YOUR OBJECTIVE:
Rewrite all the material below as a JSON list of strings, with one string for each line and blank lines left out.

RECORDED DATA:
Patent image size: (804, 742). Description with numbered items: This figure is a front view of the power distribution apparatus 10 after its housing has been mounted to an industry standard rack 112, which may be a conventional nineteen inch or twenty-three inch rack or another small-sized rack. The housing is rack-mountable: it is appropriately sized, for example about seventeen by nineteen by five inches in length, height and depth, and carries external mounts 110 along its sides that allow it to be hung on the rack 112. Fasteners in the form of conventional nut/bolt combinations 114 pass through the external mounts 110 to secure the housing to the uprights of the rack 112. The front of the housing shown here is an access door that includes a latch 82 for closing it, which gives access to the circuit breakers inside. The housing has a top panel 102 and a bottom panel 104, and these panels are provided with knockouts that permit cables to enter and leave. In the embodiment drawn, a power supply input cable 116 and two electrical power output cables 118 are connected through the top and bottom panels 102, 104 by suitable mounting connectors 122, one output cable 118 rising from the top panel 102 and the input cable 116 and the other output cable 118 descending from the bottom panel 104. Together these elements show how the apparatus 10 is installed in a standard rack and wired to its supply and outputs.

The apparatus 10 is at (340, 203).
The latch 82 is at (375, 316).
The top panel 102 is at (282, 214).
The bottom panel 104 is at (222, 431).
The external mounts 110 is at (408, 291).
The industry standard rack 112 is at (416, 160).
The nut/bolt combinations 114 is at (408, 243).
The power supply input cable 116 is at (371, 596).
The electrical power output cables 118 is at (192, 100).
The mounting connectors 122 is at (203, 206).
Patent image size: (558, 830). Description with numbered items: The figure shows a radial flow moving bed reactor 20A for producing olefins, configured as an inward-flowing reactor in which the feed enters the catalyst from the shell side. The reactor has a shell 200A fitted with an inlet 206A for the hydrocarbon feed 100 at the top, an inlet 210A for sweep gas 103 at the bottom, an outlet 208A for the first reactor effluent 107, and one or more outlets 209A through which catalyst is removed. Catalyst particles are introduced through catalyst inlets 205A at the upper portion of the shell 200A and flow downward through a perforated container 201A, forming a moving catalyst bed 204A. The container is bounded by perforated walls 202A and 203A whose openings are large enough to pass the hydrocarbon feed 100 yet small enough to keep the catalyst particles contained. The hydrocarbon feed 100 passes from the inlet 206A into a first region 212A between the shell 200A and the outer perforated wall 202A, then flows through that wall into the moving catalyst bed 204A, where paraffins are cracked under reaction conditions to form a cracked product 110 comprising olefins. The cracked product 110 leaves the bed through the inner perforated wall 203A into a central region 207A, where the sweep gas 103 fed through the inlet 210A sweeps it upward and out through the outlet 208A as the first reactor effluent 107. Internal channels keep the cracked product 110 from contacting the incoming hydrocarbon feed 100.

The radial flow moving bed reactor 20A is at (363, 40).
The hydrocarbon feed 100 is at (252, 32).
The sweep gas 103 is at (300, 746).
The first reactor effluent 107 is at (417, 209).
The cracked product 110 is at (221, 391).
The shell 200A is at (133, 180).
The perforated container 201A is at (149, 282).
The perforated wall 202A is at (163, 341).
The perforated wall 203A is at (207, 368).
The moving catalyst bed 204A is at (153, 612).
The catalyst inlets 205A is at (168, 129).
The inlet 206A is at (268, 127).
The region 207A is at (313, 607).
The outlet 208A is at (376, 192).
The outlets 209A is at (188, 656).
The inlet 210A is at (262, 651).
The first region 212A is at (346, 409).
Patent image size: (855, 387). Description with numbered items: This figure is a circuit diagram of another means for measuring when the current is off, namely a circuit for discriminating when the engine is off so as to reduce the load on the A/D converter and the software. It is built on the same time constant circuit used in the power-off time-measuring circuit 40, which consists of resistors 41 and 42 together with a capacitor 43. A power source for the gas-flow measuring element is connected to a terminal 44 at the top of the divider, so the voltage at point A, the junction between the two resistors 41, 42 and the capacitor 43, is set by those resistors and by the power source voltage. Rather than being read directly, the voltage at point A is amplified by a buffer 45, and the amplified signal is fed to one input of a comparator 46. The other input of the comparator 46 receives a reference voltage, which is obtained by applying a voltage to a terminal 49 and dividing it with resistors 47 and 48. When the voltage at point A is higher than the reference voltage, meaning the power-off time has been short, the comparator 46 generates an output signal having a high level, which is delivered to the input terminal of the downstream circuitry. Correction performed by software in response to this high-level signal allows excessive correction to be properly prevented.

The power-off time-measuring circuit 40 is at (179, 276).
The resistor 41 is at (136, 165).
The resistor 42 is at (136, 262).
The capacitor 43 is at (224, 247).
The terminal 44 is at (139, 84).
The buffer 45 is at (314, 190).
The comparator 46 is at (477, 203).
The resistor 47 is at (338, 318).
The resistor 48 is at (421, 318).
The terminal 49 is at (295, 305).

CORRECT OUTPUT:
[
  "Patent image size: (804, 742). Description with numbered items: This figure is a front view of the power distribution apparatus 10 after its housing has been mounted to an industry standard rack 112, which may be a conventional nineteen inch or twenty-three inch rack or another small-sized rack. The housing is rack-mountable: it is appropriately sized, for example about seventeen by nineteen by five inches in length, height and depth, and carries external mounts 110 along its sides that allow it to be hung on the rack 112. Fasteners in the form of conventional nut/bolt combinations 114 pass through the external mounts 110 to secure the housing to the uprights of the rack 112. The front of the housing shown here is an access door that includes a latch 82 for closing it, which gives access to the circuit breakers inside. The housing has a top panel 102 and a bottom panel 104, and these panels are provided with knockouts that permit cables to enter and leave. In the embodiment drawn, a power supply input cable 116 and two electrical power output cables 118 are connected through the top and bottom panels 102, 104 by suitable mounting connectors 122, one output cable 118 rising from the top panel 102 and the input cable 116 and the other output cable 118 descending from the bottom panel 104. Together these elements show how the apparatus 10 is installed in a standard rack and wired to its supply and outputs.",
  "The apparatus 10 is at (340, 203).",
  "The latch 82 is at (375, 316).",
  "The top panel 102 is at (282, 214).",
  "The bottom panel 104 is at (222, 431).",
  "The external mounts 110 is at (408, 291).",
  "The industry standard rack 112 is at (416, 160).",
  "The nut/bolt combinations 114 is at (408, 243).",
  "The power supply input cable 116 is at (371, 596).",
  "The electrical power output cables 118 is at (192, 100).",
  "The mounting connectors 122 is at (203, 206).",
  "Patent image size: (558, 830). Description with numbered items: The figure shows a radial flow moving bed reactor 20A for producing olefins, configured as an inward-flowing reactor in which the feed enters the catalyst from the shell side. The reactor has a shell 200A fitted with an inlet 206A for the hydrocarbon feed 100 at the top, an inlet 210A for sweep gas 103 at the bottom, an outlet 208A for the first reactor effluent 107, and one or more outlets 209A through which catalyst is removed. Catalyst particles are introduced through catalyst inlets 205A at the upper portion of the shell 200A and flow downward through a perforated container 201A, forming a moving catalyst bed 204A. The container is bounded by perforated walls 202A and 203A whose openings are large enough to pass the hydrocarbon feed 100 yet small enough to keep the catalyst particles contained. The hydrocarbon feed 100 passes from the inlet 206A into a first region 212A between the shell 200A and the outer perforated wall 202A, then flows through that wall into the moving catalyst bed 204A, where paraffins are cracked under reaction conditions to form a cracked product 110 comprising olefins. The cracked product 110 leaves the bed through the inner perforated wall 203A into a central region 207A, where the sweep gas 103 fed through the inlet 210A sweeps it upward and out through the outlet 208A as the first reactor effluent 107. Internal channels keep the cracked product 110 from contacting the incoming hydrocarbon feed 100.",
  "The radial flow moving bed reactor 20A is at (363, 40).",
  "The hydrocarbon feed 100 is at (252, 32).",
  "The sweep gas 103 is at (300, 746).",
  "The first reactor effluent 107 is at (417, 209).",
  "The cracked product 110 is at (221, 391).",
  "The shell 200A is at (133, 180).",
  "The perforated container 201A is at (149, 282).",
  "The perforated wall 202A is at (163, 341).",
  "The perforated wall 203A is at (207, 368).",
  "The moving catalyst bed 204A is at (153, 612).",
  "The catalyst inlets 205A is at (168, 129).",
  "The inlet 206A is at (268, 127).",
  "The region 207A is at (313, 607).",
  "The outlet 208A is at (376, 192).",
  "The outlets 209A is at (188, 656).",
  "The inlet 210A is at (262, 651).",
  "The first region 212A is at (346, 409).",
  "Patent image size: (855, 387). Description with numbered items: This figure is a circuit diagram of another means for measuring when the current is off, namely a circuit for discriminating when the engine is off so as to reduce the load on the A/D converter and the software. It is built on the same time constant circuit used in the power-off time-measuring circuit 40, which consists of resistors 41 and 42 together with a capacitor 43. A power source for the gas-flow measuring element is connected to a terminal 44 at the top of the divider, so the voltage at point A, the junction between the two resistors 41, 42 and the capacitor 43, is set by those resistors and by the power source voltage. Rather than being read directly, the voltage at point A is amplified by a buffer 45, and the amplified signal is fed to one input of a comparator 46. The other input of the comparator 46 receives a reference voltage, which is obtained by applying a voltage to a terminal 49 and dividing it with resistors 47 and 48. When the voltage at point A is higher than the reference voltage, meaning the power-off time has been short, the comparator 46 generates an output signal having a high level, which is delivered to the input terminal of the downstream circuitry. Correction performed by software in response to this high-level signal allows excessive correction to be properly prevented.",
  "The power-off time-measuring circuit 40 is at (179, 276).",
  "The resistor 41 is at (136, 165).",
  "The resistor 42 is at (136, 262).",
  "The capacitor 43 is at (224, 247).",
  "The terminal 44 is at (139, 84).",
  "The buffer 45 is at (314, 190).",
  "The comparator 46 is at (477, 203).",
  "The resistor 47 is at (338, 318).",
  "The resistor 48 is at (421, 318).",
  "The terminal 49 is at (295, 305)."
]